REQUIREMENTS:
Write out all of the records precisely. Skip anything that is a picture.

+ + + + + + +

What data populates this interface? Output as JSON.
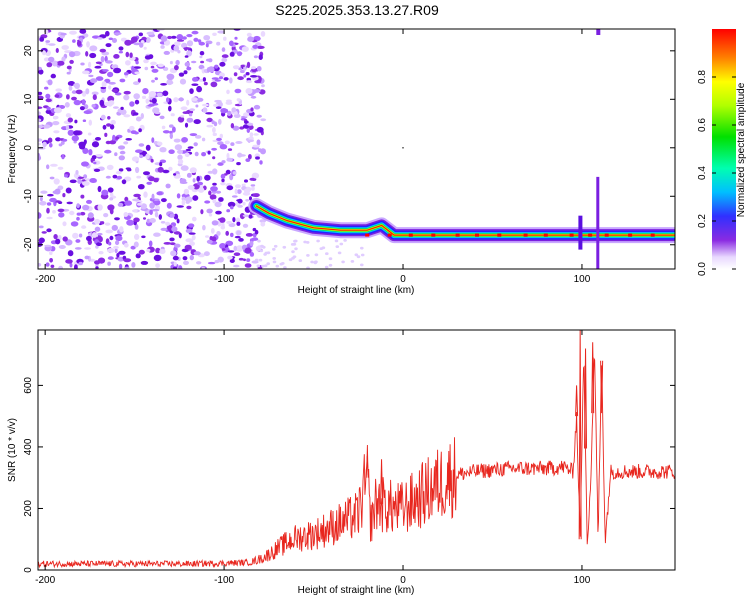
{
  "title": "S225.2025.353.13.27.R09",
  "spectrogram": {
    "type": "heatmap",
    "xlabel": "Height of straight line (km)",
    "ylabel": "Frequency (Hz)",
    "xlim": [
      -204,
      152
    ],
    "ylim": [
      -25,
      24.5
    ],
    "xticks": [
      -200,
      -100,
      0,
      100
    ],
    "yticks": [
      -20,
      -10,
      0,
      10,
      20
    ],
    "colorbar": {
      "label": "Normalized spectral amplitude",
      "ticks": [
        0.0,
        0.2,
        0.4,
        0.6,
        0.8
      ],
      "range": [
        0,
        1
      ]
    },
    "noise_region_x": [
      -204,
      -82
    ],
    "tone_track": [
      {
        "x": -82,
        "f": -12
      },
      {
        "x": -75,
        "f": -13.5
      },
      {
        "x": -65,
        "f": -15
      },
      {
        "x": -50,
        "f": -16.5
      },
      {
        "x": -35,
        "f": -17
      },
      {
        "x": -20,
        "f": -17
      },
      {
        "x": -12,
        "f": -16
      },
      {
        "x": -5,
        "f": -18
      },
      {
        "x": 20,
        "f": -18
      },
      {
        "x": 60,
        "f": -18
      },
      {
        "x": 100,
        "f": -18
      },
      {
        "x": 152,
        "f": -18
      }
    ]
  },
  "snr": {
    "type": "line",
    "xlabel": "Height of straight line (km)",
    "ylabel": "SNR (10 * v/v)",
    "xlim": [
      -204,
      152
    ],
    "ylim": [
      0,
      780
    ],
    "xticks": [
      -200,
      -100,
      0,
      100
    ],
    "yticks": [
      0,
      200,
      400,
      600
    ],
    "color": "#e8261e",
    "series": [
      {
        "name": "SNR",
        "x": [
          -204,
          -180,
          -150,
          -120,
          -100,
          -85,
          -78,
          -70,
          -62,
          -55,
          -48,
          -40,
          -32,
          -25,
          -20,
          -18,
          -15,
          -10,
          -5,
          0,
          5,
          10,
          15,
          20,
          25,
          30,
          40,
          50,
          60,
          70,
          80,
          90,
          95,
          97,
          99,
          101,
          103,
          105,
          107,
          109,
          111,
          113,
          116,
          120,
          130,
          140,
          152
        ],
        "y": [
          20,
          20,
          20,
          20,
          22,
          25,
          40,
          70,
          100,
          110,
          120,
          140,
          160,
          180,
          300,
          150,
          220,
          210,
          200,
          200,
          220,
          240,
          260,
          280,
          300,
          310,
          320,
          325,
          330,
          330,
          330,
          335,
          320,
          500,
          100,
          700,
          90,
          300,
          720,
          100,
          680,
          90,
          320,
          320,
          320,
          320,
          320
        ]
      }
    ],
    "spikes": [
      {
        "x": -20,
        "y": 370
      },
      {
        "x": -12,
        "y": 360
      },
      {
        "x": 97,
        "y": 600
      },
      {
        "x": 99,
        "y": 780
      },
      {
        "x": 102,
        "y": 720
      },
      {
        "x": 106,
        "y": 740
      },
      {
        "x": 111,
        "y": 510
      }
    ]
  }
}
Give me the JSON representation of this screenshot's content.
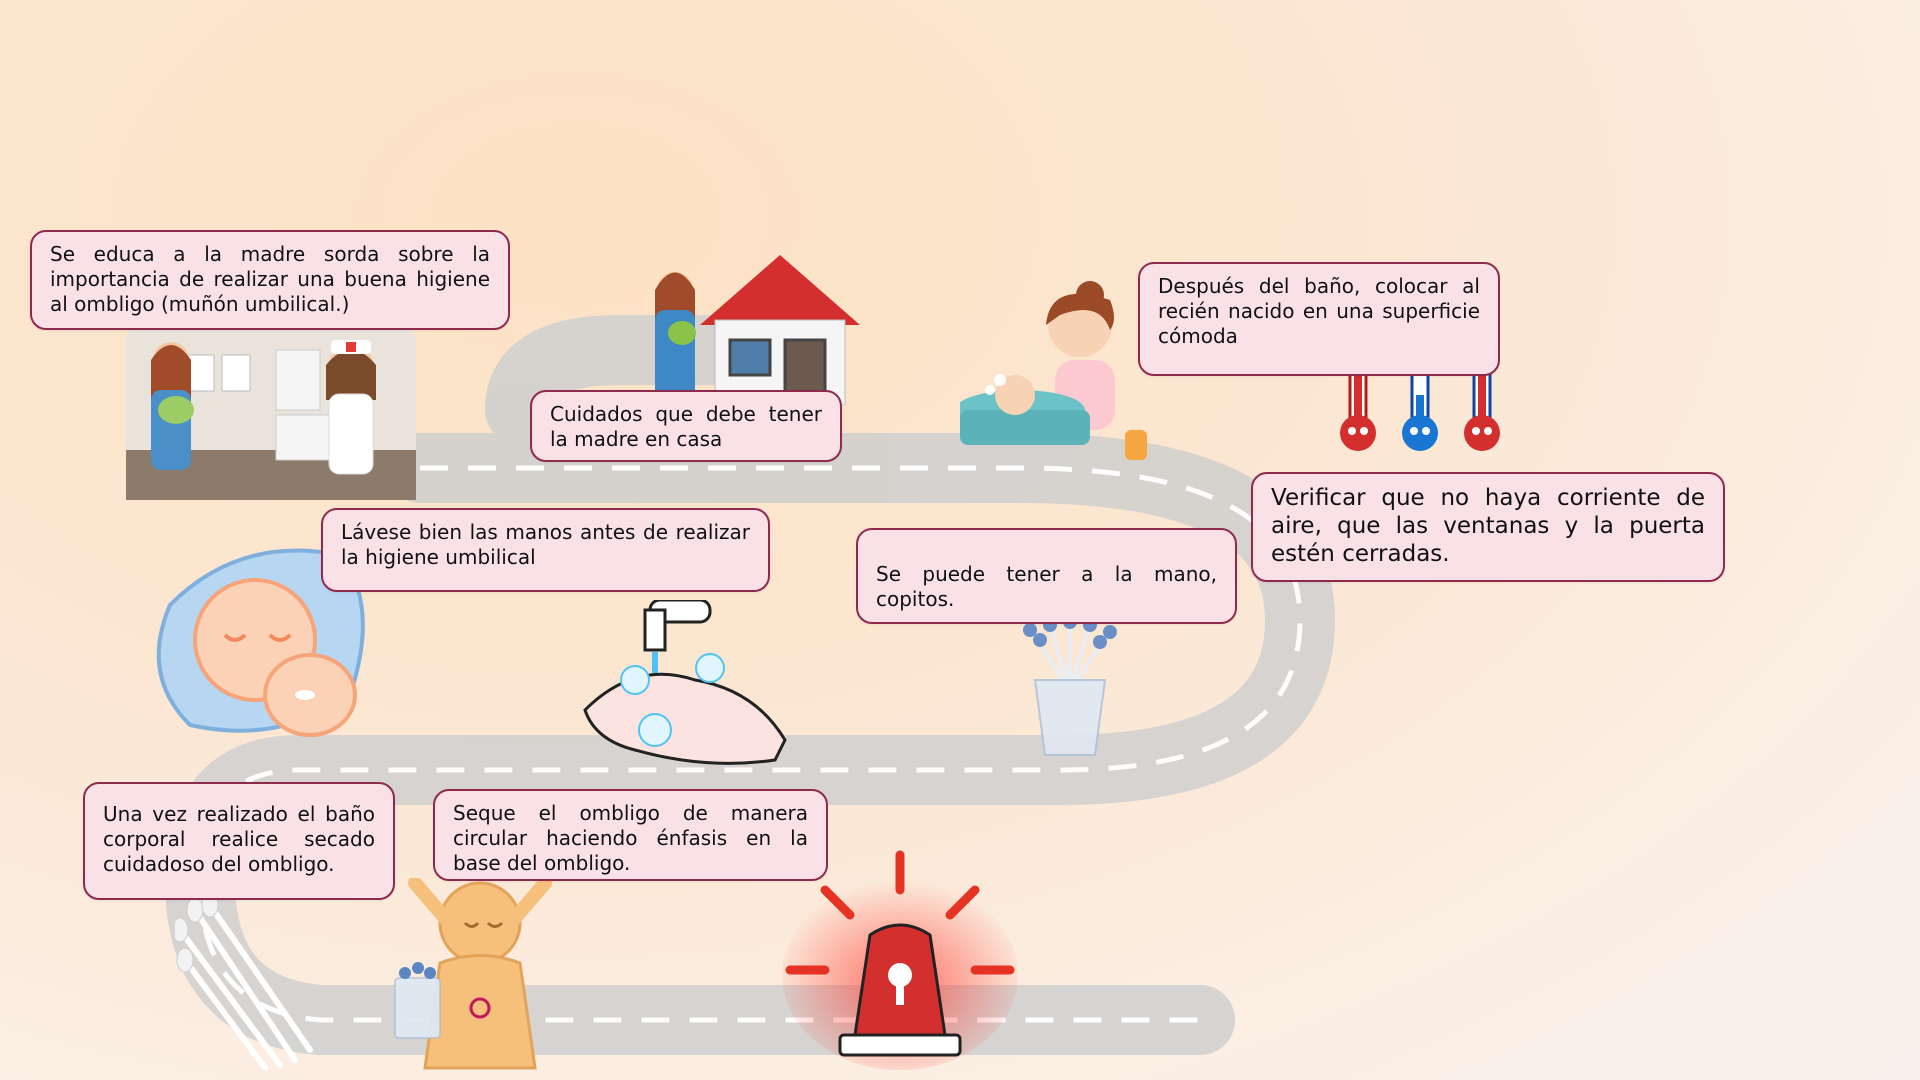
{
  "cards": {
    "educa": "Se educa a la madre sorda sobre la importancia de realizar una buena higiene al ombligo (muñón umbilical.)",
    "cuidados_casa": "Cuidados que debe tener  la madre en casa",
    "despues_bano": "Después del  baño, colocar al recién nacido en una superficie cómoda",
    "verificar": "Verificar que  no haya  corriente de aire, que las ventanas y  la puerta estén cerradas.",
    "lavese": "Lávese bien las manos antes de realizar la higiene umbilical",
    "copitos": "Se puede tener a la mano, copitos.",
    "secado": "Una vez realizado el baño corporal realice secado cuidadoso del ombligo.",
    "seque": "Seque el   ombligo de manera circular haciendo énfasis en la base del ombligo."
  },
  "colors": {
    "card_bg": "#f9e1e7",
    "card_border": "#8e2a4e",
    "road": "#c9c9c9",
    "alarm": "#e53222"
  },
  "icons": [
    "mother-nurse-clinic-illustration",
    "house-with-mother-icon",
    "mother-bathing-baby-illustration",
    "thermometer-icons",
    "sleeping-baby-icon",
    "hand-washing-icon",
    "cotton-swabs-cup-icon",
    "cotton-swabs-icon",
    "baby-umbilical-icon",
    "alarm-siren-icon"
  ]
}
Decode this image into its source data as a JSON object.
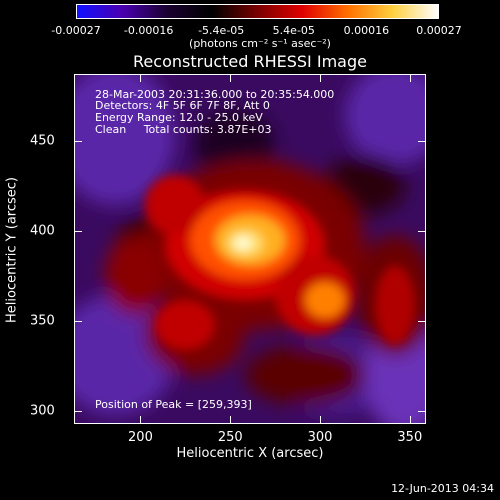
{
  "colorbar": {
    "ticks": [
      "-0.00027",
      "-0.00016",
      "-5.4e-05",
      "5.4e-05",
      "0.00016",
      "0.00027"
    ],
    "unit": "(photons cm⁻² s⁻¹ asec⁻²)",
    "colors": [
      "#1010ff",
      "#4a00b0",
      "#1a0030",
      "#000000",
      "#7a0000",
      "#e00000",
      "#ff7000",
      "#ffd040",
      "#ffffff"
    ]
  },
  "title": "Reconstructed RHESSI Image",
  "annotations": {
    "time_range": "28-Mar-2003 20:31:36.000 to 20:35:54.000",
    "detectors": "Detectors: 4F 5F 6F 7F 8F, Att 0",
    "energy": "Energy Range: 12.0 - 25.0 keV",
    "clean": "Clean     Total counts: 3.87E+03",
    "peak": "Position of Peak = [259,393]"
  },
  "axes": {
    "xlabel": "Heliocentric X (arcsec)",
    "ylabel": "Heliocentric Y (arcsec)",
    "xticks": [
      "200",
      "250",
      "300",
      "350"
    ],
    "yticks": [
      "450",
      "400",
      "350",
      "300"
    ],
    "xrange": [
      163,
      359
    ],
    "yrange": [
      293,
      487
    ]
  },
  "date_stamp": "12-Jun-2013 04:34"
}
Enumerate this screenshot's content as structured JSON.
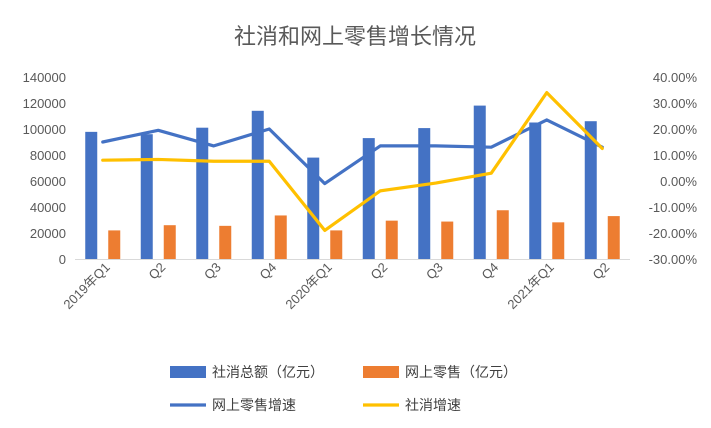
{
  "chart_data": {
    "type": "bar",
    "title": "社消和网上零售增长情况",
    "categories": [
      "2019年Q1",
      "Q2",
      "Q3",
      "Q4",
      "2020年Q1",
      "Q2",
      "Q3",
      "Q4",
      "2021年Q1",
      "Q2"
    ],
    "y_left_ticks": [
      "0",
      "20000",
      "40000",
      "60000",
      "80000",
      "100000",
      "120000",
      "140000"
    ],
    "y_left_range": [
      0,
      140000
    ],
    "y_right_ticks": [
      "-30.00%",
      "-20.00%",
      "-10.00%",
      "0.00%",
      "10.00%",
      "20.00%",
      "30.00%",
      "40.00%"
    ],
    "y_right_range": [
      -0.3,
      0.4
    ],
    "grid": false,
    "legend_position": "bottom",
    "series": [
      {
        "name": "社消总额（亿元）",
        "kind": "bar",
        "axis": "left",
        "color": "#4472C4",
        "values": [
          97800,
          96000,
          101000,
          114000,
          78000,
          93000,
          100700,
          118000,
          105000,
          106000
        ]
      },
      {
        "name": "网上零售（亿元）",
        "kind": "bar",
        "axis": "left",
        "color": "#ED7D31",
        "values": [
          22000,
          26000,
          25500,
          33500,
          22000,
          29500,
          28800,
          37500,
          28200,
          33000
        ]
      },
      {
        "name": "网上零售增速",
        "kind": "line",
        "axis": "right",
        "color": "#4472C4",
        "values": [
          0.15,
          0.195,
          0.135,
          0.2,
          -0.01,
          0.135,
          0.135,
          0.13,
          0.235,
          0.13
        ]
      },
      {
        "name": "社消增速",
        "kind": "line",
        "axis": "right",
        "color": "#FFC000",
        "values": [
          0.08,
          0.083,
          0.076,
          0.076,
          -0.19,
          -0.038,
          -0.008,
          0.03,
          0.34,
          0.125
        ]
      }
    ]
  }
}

+ + + + + + +

SOLUTION TO THIS PROBLEM:
What data populates this interface? Output as JSON.
{
  "title": "S225.2025.353.13.27.R09",
  "spectrogram": {
    "type": "heatmap",
    "xlabel": "Height of straight line (km)",
    "ylabel": "Frequency (Hz)",
    "xlim": [
      -204,
      152
    ],
    "ylim": [
      -25,
      24.5
    ],
    "xticks": [
      -200,
      -100,
      0,
      100
    ],
    "yticks": [
      -20,
      -10,
      0,
      10,
      20
    ],
    "colorbar": {
      "label": "Normalized spectral amplitude",
      "ticks": [
        0.0,
        0.2,
        0.4,
        0.6,
        0.8
      ],
      "range": [
        0,
        1
      ]
    },
    "noise_region_x": [
      -204,
      -82
    ],
    "tone_track": [
      {
        "x": -82,
        "f": -12
      },
      {
        "x": -75,
        "f": -13.5
      },
      {
        "x": -65,
        "f": -15
      },
      {
        "x": -50,
        "f": -16.5
      },
      {
        "x": -35,
        "f": -17
      },
      {
        "x": -20,
        "f": -17
      },
      {
        "x": -12,
        "f": -16
      },
      {
        "x": -5,
        "f": -18
      },
      {
        "x": 20,
        "f": -18
      },
      {
        "x": 60,
        "f": -18
      },
      {
        "x": 100,
        "f": -18
      },
      {
        "x": 152,
        "f": -18
      }
    ]
  },
  "snr": {
    "type": "line",
    "xlabel": "Height of straight line (km)",
    "ylabel": "SNR (10 * v/v)",
    "xlim": [
      -204,
      152
    ],
    "ylim": [
      0,
      780
    ],
    "xticks": [
      -200,
      -100,
      0,
      100
    ],
    "yticks": [
      0,
      200,
      400,
      600
    ],
    "color": "#e8261e",
    "series": [
      {
        "name": "SNR",
        "x": [
          -204,
          -180,
          -150,
          -120,
          -100,
          -85,
          -78,
          -70,
          -62,
          -55,
          -48,
          -40,
          -32,
          -25,
          -20,
          -18,
          -15,
          -10,
          -5,
          0,
          5,
          10,
          15,
          20,
          25,
          30,
          40,
          50,
          60,
          70,
          80,
          90,
          95,
          97,
          99,
          101,
          103,
          105,
          107,
          109,
          111,
          113,
          116,
          120,
          130,
          140,
          152
        ],
        "y": [
          20,
          20,
          20,
          20,
          22,
          25,
          40,
          70,
          100,
          110,
          120,
          140,
          160,
          180,
          300,
          150,
          220,
          210,
          200,
          200,
          220,
          240,
          260,
          280,
          300,
          310,
          320,
          325,
          330,
          330,
          330,
          335,
          320,
          500,
          100,
          700,
          90,
          300,
          720,
          100,
          680,
          90,
          320,
          320,
          320,
          320,
          320
        ]
      }
    ],
    "spikes": [
      {
        "x": -20,
        "y": 370
      },
      {
        "x": -12,
        "y": 360
      },
      {
        "x": 97,
        "y": 600
      },
      {
        "x": 99,
        "y": 780
      },
      {
        "x": 102,
        "y": 720
      },
      {
        "x": 106,
        "y": 740
      },
      {
        "x": 111,
        "y": 510
      }
    ]
  }
}
Give me the JSON representation of this screenshot's content.
{
  "cards": {
    "educa": "Se educa a la madre sorda sobre la importancia de realizar una buena higiene al ombligo (muñón umbilical.)",
    "cuidados_casa": "Cuidados que debe tener  la madre en casa",
    "despues_bano": "Después del  baño, colocar al recién nacido en una superficie cómoda",
    "verificar": "Verificar que  no haya  corriente de aire, que las ventanas y  la puerta estén cerradas.",
    "lavese": "Lávese bien las manos antes de realizar la higiene umbilical",
    "copitos": "Se puede tener a la mano, copitos.",
    "secado": "Una vez realizado el baño corporal realice secado cuidadoso del ombligo.",
    "seque": "Seque el   ombligo de manera circular haciendo énfasis en la base del ombligo."
  },
  "colors": {
    "card_bg": "#f9e1e7",
    "card_border": "#8e2a4e",
    "road": "#c9c9c9",
    "alarm": "#e53222"
  },
  "icons": [
    "mother-nurse-clinic-illustration",
    "house-with-mother-icon",
    "mother-bathing-baby-illustration",
    "thermometer-icons",
    "sleeping-baby-icon",
    "hand-washing-icon",
    "cotton-swabs-cup-icon",
    "cotton-swabs-icon",
    "baby-umbilical-icon",
    "alarm-siren-icon"
  ]
}
Decode this image into its source data as a JSON object.
{
  "colorbar": {
    "ticks": [
      "-0.00027",
      "-0.00016",
      "-5.4e-05",
      "5.4e-05",
      "0.00016",
      "0.00027"
    ],
    "unit": "(photons cm⁻² s⁻¹ asec⁻²)",
    "colors": [
      "#1010ff",
      "#4a00b0",
      "#1a0030",
      "#000000",
      "#7a0000",
      "#e00000",
      "#ff7000",
      "#ffd040",
      "#ffffff"
    ]
  },
  "title": "Reconstructed RHESSI Image",
  "annotations": {
    "time_range": "28-Mar-2003 20:31:36.000 to 20:35:54.000",
    "detectors": "Detectors: 4F 5F 6F 7F 8F, Att 0",
    "energy": "Energy Range: 12.0 - 25.0 keV",
    "clean": "Clean     Total counts: 3.87E+03",
    "peak": "Position of Peak = [259,393]"
  },
  "axes": {
    "xlabel": "Heliocentric X (arcsec)",
    "ylabel": "Heliocentric Y (arcsec)",
    "xticks": [
      "200",
      "250",
      "300",
      "350"
    ],
    "yticks": [
      "450",
      "400",
      "350",
      "300"
    ],
    "xrange": [
      163,
      359
    ],
    "yrange": [
      293,
      487
    ]
  },
  "date_stamp": "12-Jun-2013 04:34"
}
Enumerate this screenshot's content as structured JSON.
{
  "chart_data": {
    "type": "bar",
    "title": "社消和网上零售增长情况",
    "categories": [
      "2019年Q1",
      "Q2",
      "Q3",
      "Q4",
      "2020年Q1",
      "Q2",
      "Q3",
      "Q4",
      "2021年Q1",
      "Q2"
    ],
    "y_left_ticks": [
      "0",
      "20000",
      "40000",
      "60000",
      "80000",
      "100000",
      "120000",
      "140000"
    ],
    "y_left_range": [
      0,
      140000
    ],
    "y_right_ticks": [
      "-30.00%",
      "-20.00%",
      "-10.00%",
      "0.00%",
      "10.00%",
      "20.00%",
      "30.00%",
      "40.00%"
    ],
    "y_right_range": [
      -0.3,
      0.4
    ],
    "grid": false,
    "legend_position": "bottom",
    "series": [
      {
        "name": "社消总额（亿元）",
        "kind": "bar",
        "axis": "left",
        "color": "#4472C4",
        "values": [
          97800,
          96000,
          101000,
          114000,
          78000,
          93000,
          100700,
          118000,
          105000,
          106000
        ]
      },
      {
        "name": "网上零售（亿元）",
        "kind": "bar",
        "axis": "left",
        "color": "#ED7D31",
        "values": [
          22000,
          26000,
          25500,
          33500,
          22000,
          29500,
          28800,
          37500,
          28200,
          33000
        ]
      },
      {
        "name": "网上零售增速",
        "kind": "line",
        "axis": "right",
        "color": "#4472C4",
        "values": [
          0.15,
          0.195,
          0.135,
          0.2,
          -0.01,
          0.135,
          0.135,
          0.13,
          0.235,
          0.13
        ]
      },
      {
        "name": "社消增速",
        "kind": "line",
        "axis": "right",
        "color": "#FFC000",
        "values": [
          0.08,
          0.083,
          0.076,
          0.076,
          -0.19,
          -0.038,
          -0.008,
          0.03,
          0.34,
          0.125
        ]
      }
    ]
  }
}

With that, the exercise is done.